▸ **Extracted information**
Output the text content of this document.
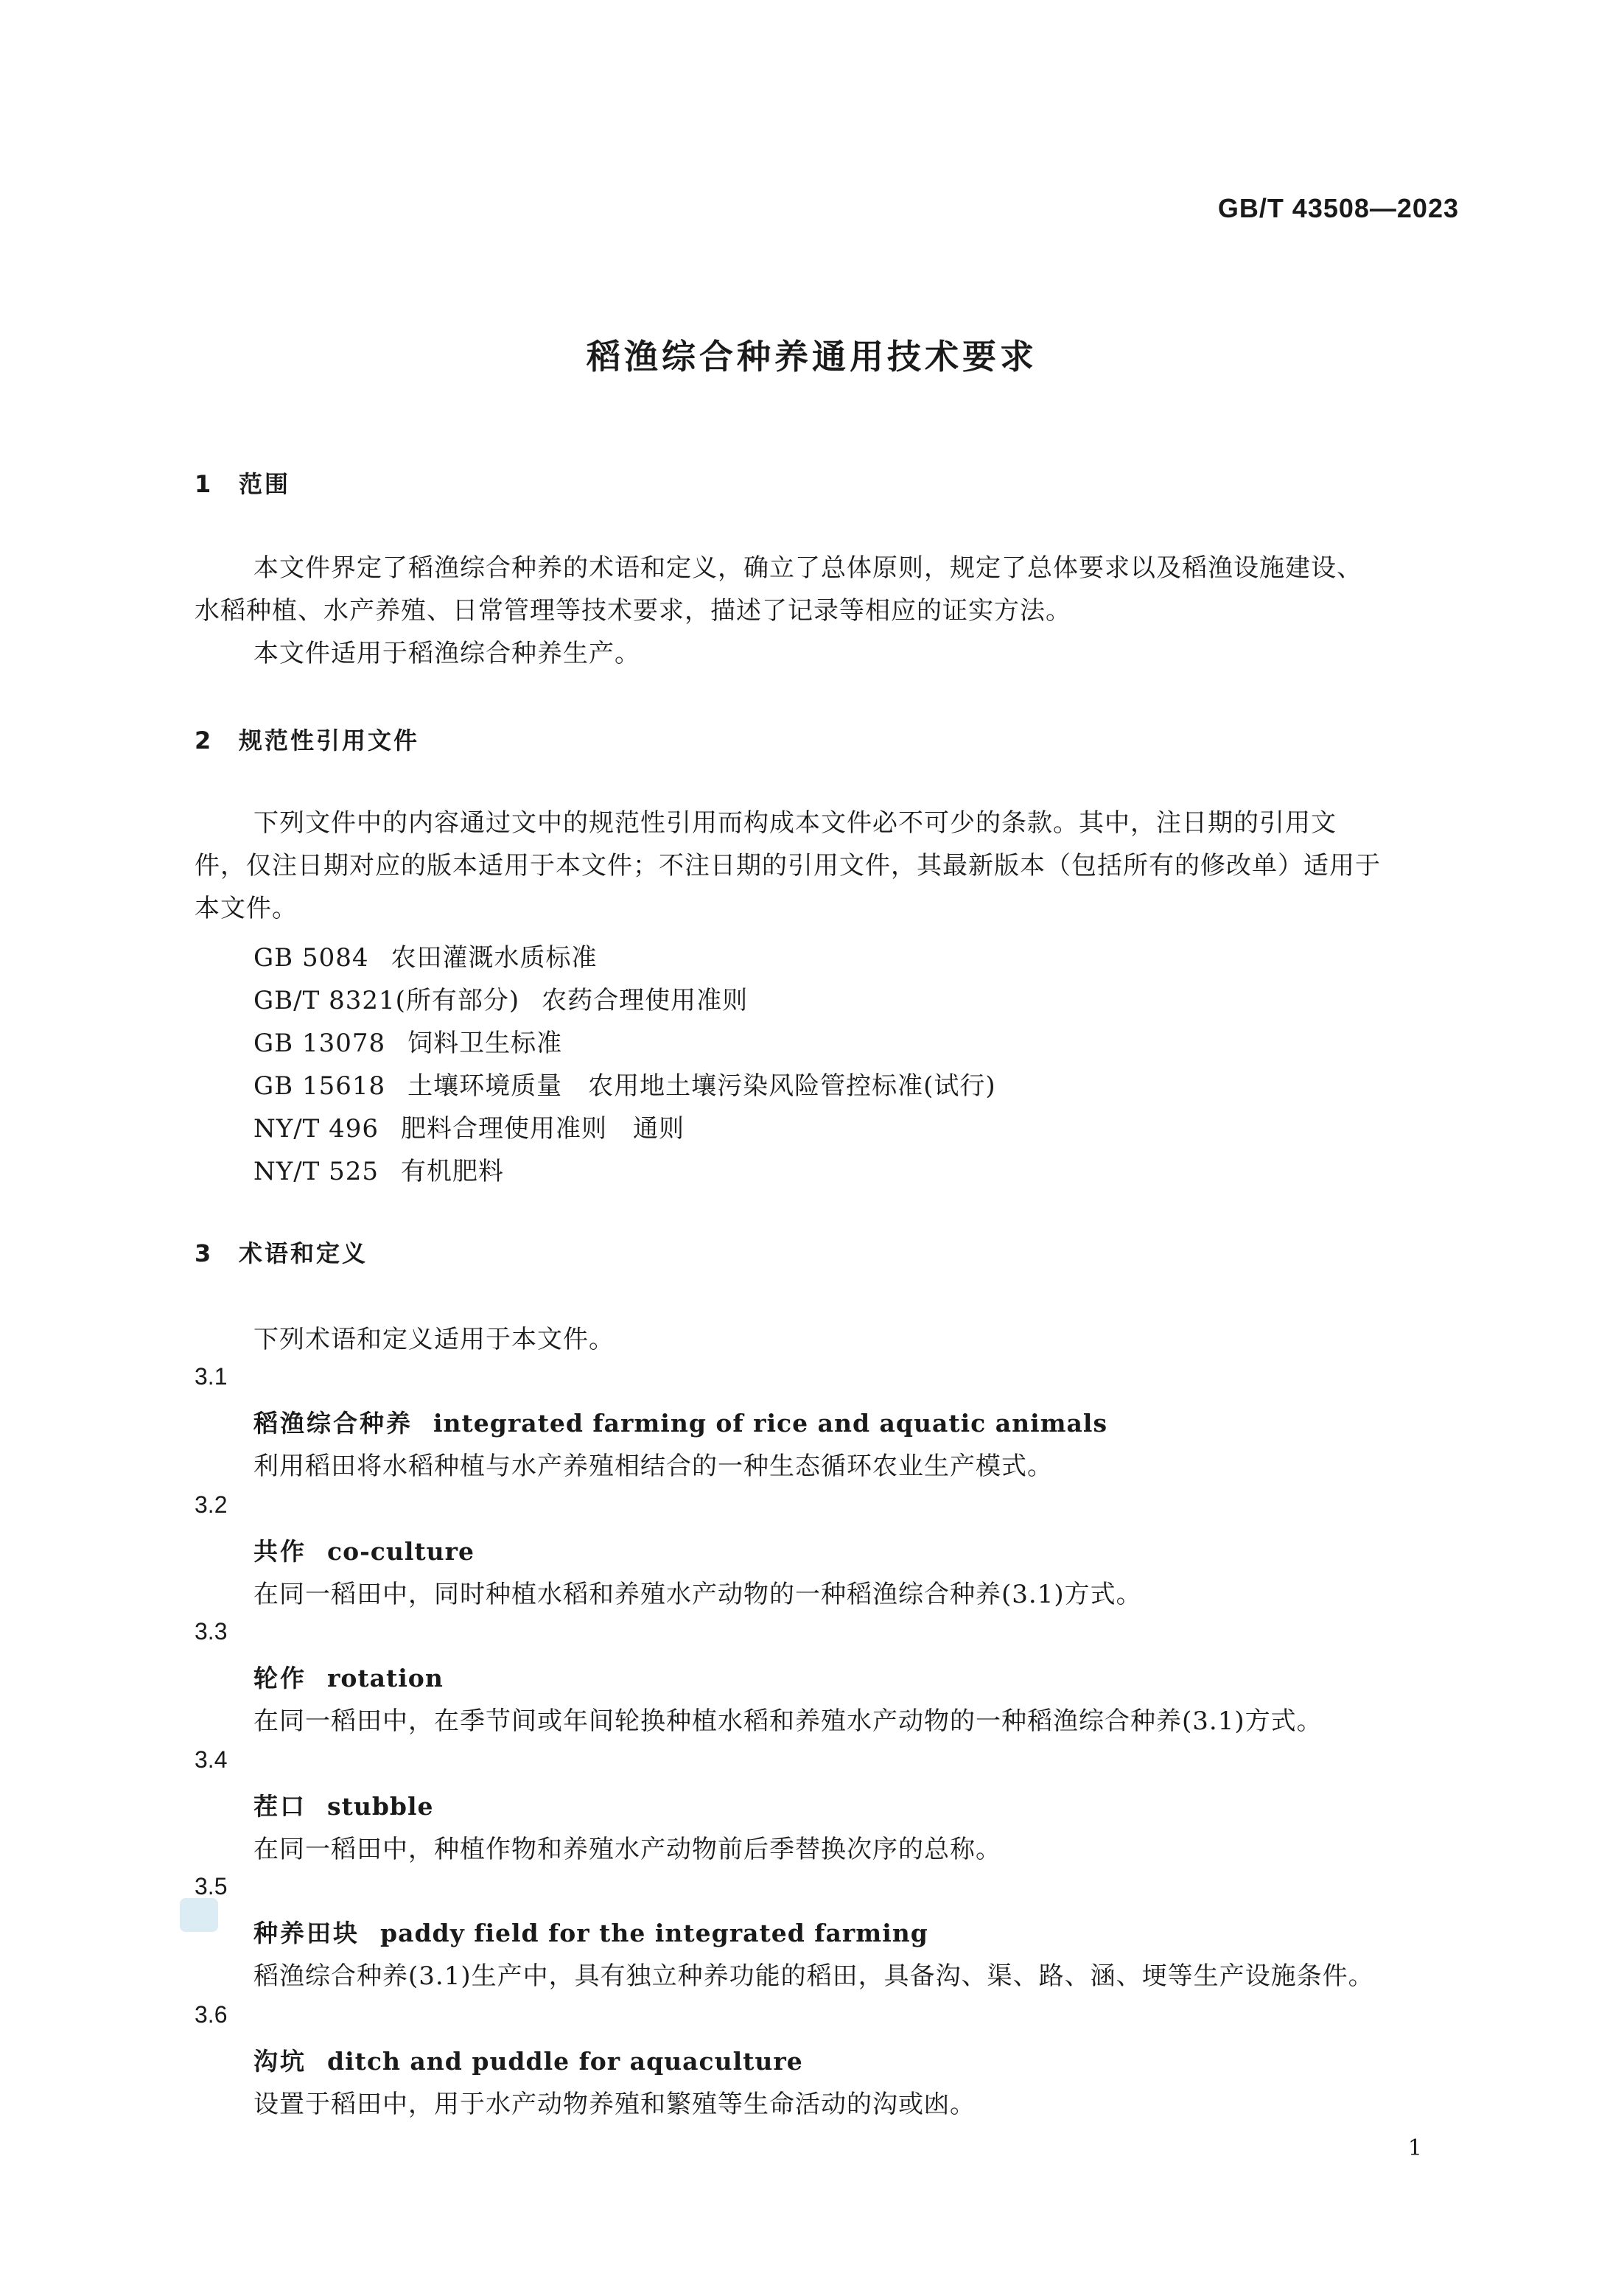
GB/T 43508—2023
稻渔综合种养通用技术要求
1 范围
本文件界定了稻渔综合种养的术语和定义，确立了总体原则，规定了总体要求以及稻渔设施建设、
水稻种植、水产养殖、日常管理等技术要求，描述了记录等相应的证实方法。
本文件适用于稻渔综合种养生产。
2 规范性引用文件
下列文件中的内容通过文中的规范性引用而构成本文件必不可少的条款。其中，注日期的引用文
件，仅注日期对应的版本适用于本文件；不注日期的引用文件，其最新版本（包括所有的修改单）适用于
本文件。
GB 5084 农田灌溉水质标准
GB/T 8321(所有部分) 农药合理使用准则
GB 13078 饲料卫生标准
GB 15618 土壤环境质量　农用地土壤污染风险管控标准(试行)
NY/T 496 肥料合理使用准则　通则
NY/T 525 有机肥料
3 术语和定义
下列术语和定义适用于本文件。
3.1
稻渔综合种养 integrated farming of rice and aquatic animals
利用稻田将水稻种植与水产养殖相结合的一种生态循环农业生产模式。
3.2
共作 co-culture
在同一稻田中，同时种植水稻和养殖水产动物的一种稻渔综合种养(3.1)方式。
3.3
轮作 rotation
在同一稻田中，在季节间或年间轮换种植水稻和养殖水产动物的一种稻渔综合种养(3.1)方式。
3.4
茬口 stubble
在同一稻田中，种植作物和养殖水产动物前后季替换次序的总称。
3.5
种养田块 paddy field for the integrated farming
稻渔综合种养(3.1)生产中，具有独立种养功能的稻田，具备沟、渠、路、涵、埂等生产设施条件。
3.6
沟坑 ditch and puddle for aquaculture
设置于稻田中，用于水产动物养殖和繁殖等生命活动的沟或凼。
1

▸ **Exercise instructions**
Copy all the lines of data exactly as they appear, dropping any images.

▸ **Task solution**
Output the text content of this document.
GB/T 43508—2023
稻渔综合种养通用技术要求
1 范围
本文件界定了稻渔综合种养的术语和定义，确立了总体原则，规定了总体要求以及稻渔设施建设、
水稻种植、水产养殖、日常管理等技术要求，描述了记录等相应的证实方法。
本文件适用于稻渔综合种养生产。
2 规范性引用文件
下列文件中的内容通过文中的规范性引用而构成本文件必不可少的条款。其中，注日期的引用文
件，仅注日期对应的版本适用于本文件；不注日期的引用文件，其最新版本（包括所有的修改单）适用于
本文件。
GB 5084 农田灌溉水质标准
GB/T 8321(所有部分) 农药合理使用准则
GB 13078 饲料卫生标准
GB 15618 土壤环境质量　农用地土壤污染风险管控标准(试行)
NY/T 496 肥料合理使用准则　通则
NY/T 525 有机肥料
3 术语和定义
下列术语和定义适用于本文件。
3.1
稻渔综合种养 integrated farming of rice and aquatic animals
利用稻田将水稻种植与水产养殖相结合的一种生态循环农业生产模式。
3.2
共作 co-culture
在同一稻田中，同时种植水稻和养殖水产动物的一种稻渔综合种养(3.1)方式。
3.3
轮作 rotation
在同一稻田中，在季节间或年间轮换种植水稻和养殖水产动物的一种稻渔综合种养(3.1)方式。
3.4
茬口 stubble
在同一稻田中，种植作物和养殖水产动物前后季替换次序的总称。
3.5
种养田块 paddy field for the integrated farming
稻渔综合种养(3.1)生产中，具有独立种养功能的稻田，具备沟、渠、路、涵、埂等生产设施条件。
3.6
沟坑 ditch and puddle for aquaculture
设置于稻田中，用于水产动物养殖和繁殖等生命活动的沟或凼。
1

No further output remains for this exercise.